** start Task material **

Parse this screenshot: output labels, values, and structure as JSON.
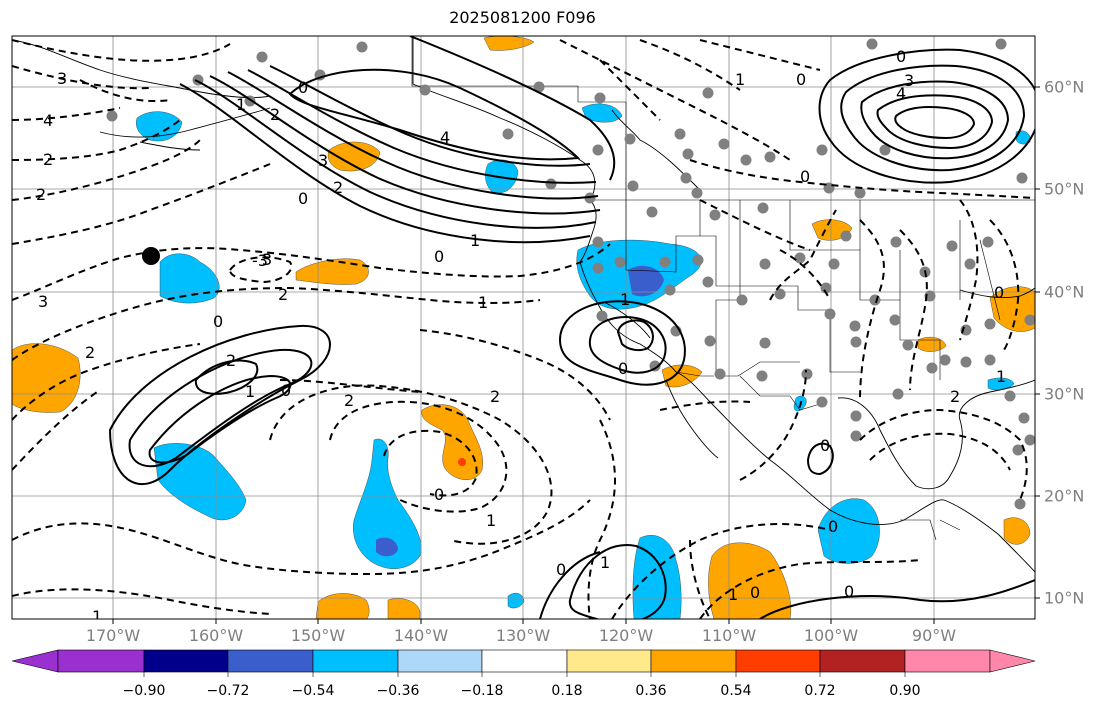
{
  "title": "2025081200 F096",
  "lon_labels": [
    "170°W",
    "160°W",
    "150°W",
    "140°W",
    "130°W",
    "120°W",
    "110°W",
    "100°W",
    "90°W"
  ],
  "lat_labels": [
    "60°N",
    "50°N",
    "40°N",
    "30°N",
    "20°N",
    "10°N"
  ],
  "colorbar": {
    "ticks": [
      "−0.90",
      "−0.72",
      "−0.54",
      "−0.36",
      "−0.18",
      "0.18",
      "0.36",
      "0.54",
      "0.72",
      "0.90"
    ],
    "colors": [
      "#9b30d0",
      "#00008b",
      "#3a5fcd",
      "#00bfff",
      "#add8f8",
      "#ffffff",
      "#ffe98a",
      "#ffa500",
      "#ff3d00",
      "#b22222",
      "#ff88aa"
    ]
  },
  "shading": {
    "positive_color": "#ffa500",
    "negative_color": "#00bfff",
    "strong_negative_color": "#3a5fcd",
    "strong_positive_color": "#ff3d00"
  },
  "contour_labels": [
    "3",
    "4",
    "2",
    "2",
    "3",
    "1",
    "0",
    "2",
    "4",
    "3",
    "2",
    "0",
    "1",
    "0",
    "-3",
    "3",
    "2",
    "0",
    "1",
    "2",
    "2",
    "1",
    "0",
    "2",
    "0",
    "1",
    "0",
    "2",
    "0",
    "1",
    "0",
    "0",
    "1",
    "1",
    "0",
    "0",
    "1",
    "4",
    "3",
    "0",
    "0",
    "1",
    "2",
    "0",
    "1",
    "0"
  ]
}
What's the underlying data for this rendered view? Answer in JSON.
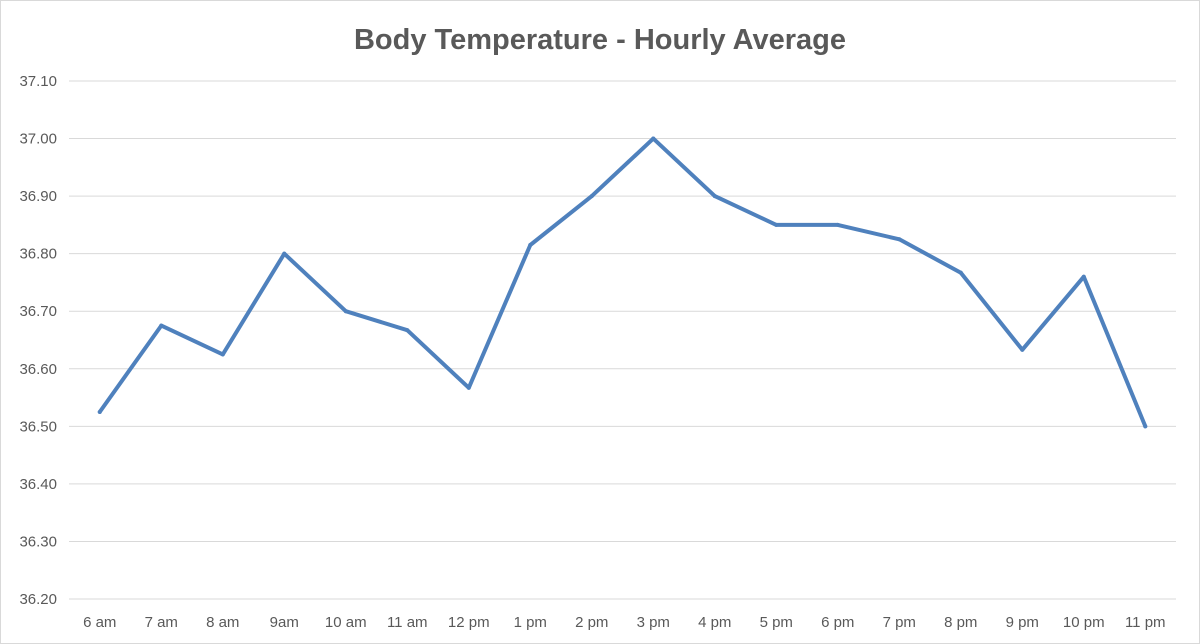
{
  "chart_data": {
    "type": "line",
    "title": "Body Temperature - Hourly Average",
    "xlabel": "",
    "ylabel": "",
    "categories": [
      "6 am",
      "7 am",
      "8 am",
      "9am",
      "10 am",
      "11 am",
      "12 pm",
      "1 pm",
      "2 pm",
      "3 pm",
      "4 pm",
      "5 pm",
      "6 pm",
      "7 pm",
      "8 pm",
      "9 pm",
      "10 pm",
      "11 pm"
    ],
    "series": [
      {
        "values": [
          36.525,
          36.675,
          36.625,
          36.8,
          36.7,
          36.667,
          36.567,
          36.815,
          36.9,
          37.0,
          36.9,
          36.85,
          36.85,
          36.825,
          36.767,
          36.633,
          36.76,
          36.5
        ],
        "color": "#4f81bd"
      }
    ],
    "ylim": [
      36.2,
      37.1
    ],
    "yticks": [
      "36.20",
      "36.30",
      "36.40",
      "36.50",
      "36.60",
      "36.70",
      "36.80",
      "36.90",
      "37.00",
      "37.10"
    ],
    "grid": true,
    "legend": "none"
  }
}
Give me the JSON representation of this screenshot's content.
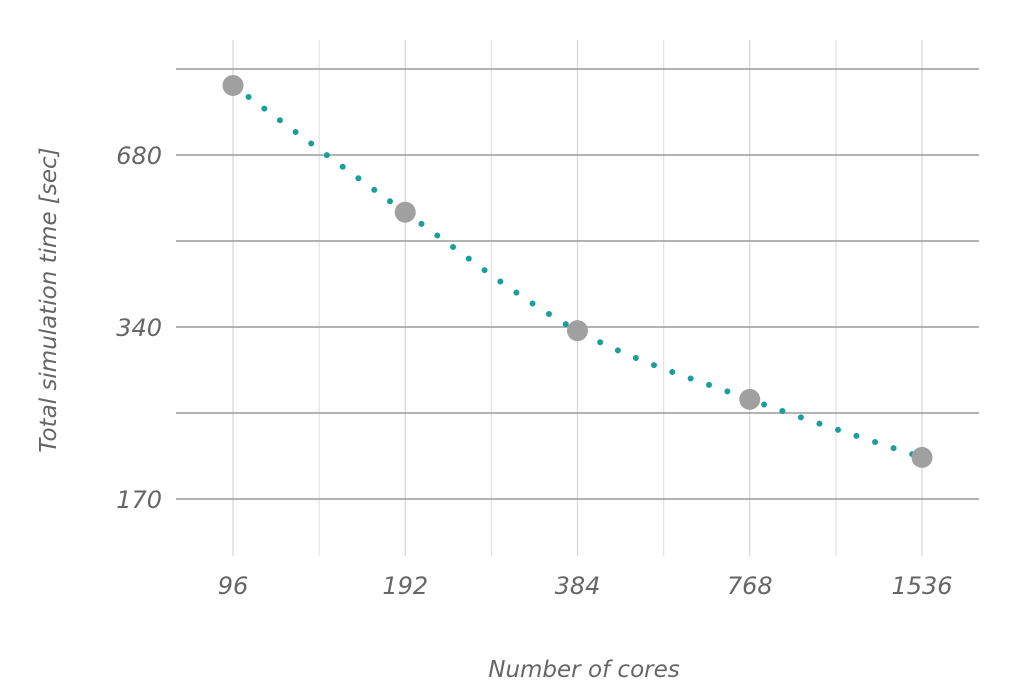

** end Task material **

== Requirement ==
Starting at the line with "What's the underlying", output each line through the final one of the listing above, and nothing else. Pictures are to be left out.

== The response ==
What's the underlying data for this rendered view? Answer in JSON.
{
  "chart_data": {
    "type": "line",
    "title": "Body Temperature - Hourly Average",
    "xlabel": "",
    "ylabel": "",
    "categories": [
      "6 am",
      "7 am",
      "8 am",
      "9am",
      "10 am",
      "11 am",
      "12 pm",
      "1 pm",
      "2 pm",
      "3 pm",
      "4 pm",
      "5 pm",
      "6 pm",
      "7 pm",
      "8 pm",
      "9 pm",
      "10 pm",
      "11 pm"
    ],
    "series": [
      {
        "values": [
          36.525,
          36.675,
          36.625,
          36.8,
          36.7,
          36.667,
          36.567,
          36.815,
          36.9,
          37.0,
          36.9,
          36.85,
          36.85,
          36.825,
          36.767,
          36.633,
          36.76,
          36.5
        ],
        "color": "#4f81bd"
      }
    ],
    "ylim": [
      36.2,
      37.1
    ],
    "yticks": [
      "36.20",
      "36.30",
      "36.40",
      "36.50",
      "36.60",
      "36.70",
      "36.80",
      "36.90",
      "37.00",
      "37.10"
    ],
    "grid": true,
    "legend": "none"
  }
}
Give me the JSON representation of this screenshot's content.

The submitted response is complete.